> _TASK REQUIREMENTS_: Write what comes next in the passage about a half-term flight to Alicante, starting after its last sentence.

---------- SELECTED PASSAGE

The plane to Alicante is packed with families going away at half term.
“Stop arguing,” says one mum to two medium-sized children. “Please! Honestly, I hope you’re not going to squabble all holiday.”
Meanwhile, a toddler has thrown himself on the ground at check-in, having a right old wobble. “It’s no good yelling,” says a harassed-looking dad. “I haven’t got any more snacks.”
I should be feeling relieved. After all I’ve got a week off from granny-care while my working daughter is at home for half-term. So here I am, about to fly off to Spain to give a talk and also start my next book.
But already, I’m missing my grandchildren dreadfully.
To make it worse, there is a big family party in front of me, made up of three generations
The granny has got the little one on her knee. They’re reading a Thomas The Tank Engine book which happens to be our current favourite. “I’ve been reading that with my grandchildren too,” I want to say.
Then my phone pings with a text. “Have a good time,” texts my daughter.
She’s up early! It’s only 5.30am. That means either Rose or George has woken up. If only I was with them to help…
When I get on the plane, I find myself sitting in front of a small boy who keeps kicking the back of my seat.
“Don’t do that,” says his mother. But he takes no notice. It reminds me of the time when my youngest did something similar all the way to Australia when we went to visit relatives some twenty-five years ago.

--------------------
---------- ENTRIES PROVIDED

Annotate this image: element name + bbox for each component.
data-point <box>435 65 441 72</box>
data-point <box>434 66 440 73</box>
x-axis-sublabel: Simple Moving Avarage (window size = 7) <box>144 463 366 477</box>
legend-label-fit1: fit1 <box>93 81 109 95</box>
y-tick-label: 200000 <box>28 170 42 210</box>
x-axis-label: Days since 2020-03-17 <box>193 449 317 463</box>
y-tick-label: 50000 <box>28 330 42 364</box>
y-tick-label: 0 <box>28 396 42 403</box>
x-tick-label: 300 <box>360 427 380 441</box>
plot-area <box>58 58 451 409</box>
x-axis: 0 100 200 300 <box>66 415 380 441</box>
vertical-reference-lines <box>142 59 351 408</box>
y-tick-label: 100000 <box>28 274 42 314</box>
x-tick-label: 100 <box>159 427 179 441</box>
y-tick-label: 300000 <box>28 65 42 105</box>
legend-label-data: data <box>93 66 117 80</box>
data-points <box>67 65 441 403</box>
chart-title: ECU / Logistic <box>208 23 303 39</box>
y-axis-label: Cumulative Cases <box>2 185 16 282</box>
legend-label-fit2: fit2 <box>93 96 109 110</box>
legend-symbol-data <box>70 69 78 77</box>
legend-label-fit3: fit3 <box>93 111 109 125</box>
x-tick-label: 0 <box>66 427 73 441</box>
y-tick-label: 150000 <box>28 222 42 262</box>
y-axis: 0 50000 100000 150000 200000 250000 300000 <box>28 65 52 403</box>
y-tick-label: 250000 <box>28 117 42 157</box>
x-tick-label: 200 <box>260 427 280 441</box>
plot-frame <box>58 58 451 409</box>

--------------------

> _RESULT OF THE TASK_:
“It’s all right,” I say, even though it’s not. Thankfully he stops when his parents palm him off with an iPad. I could have done with one of those back in the day to keep them amused…
Four hours later, I’m sitting by the swimming pool. Children of all shapes and sizes are ducking and diving around me.
“I am so sorry,” says one mother when one of her offspring jumps off the edge and soaks me.
“It doesn’t matter,” I say.”‘I’m a granny. I know what it’s like.”
Then I realise this must be the umpteenth time I’ve either said or thought that today. It’s as if I need to show that even though I am here all alone, I’ve got a family too. In fact, being a granny has become part of my identity. However did I manage before the children were born?
Later, when I give my talk, I find myself bringing in anecdotes about my grandchildren.
“Have they inspired your writing?” asks someone in the audience.
Yes! My latest novel actually has a granny as a heroine. I’ve also started making up stories with Rose and we’re planning a granny/granddaughter book. She’s even started to put on a pair of imaginary glasses and tapping away at an imaginary typewriter!
After the talk, I go shopping to look for presents.
“Please don’t,” says my daughter when I call her for advice on what to get. “We don’t have enough room to put everything as it is. Actually I was going to ring you. George has got a temperature.”
Oh no! I hate being away when the “babies” are ill. I know my daughter and son-in-law are more than capable of coping, but I feel happier if I’m around.
“I think it’s because George is teething,” she says.
“There might be another reason,” I point out. “Don’t you think you should take him to the doctor?”
“Stop fussing, Mum. You always panic.”
Oh dear. Do I?
Maybe it’s because I’ve had quite a lot of experience with bringing up my daughter and her two brothers. Still, I didn’t like it when my mother tried to tell me what to do either.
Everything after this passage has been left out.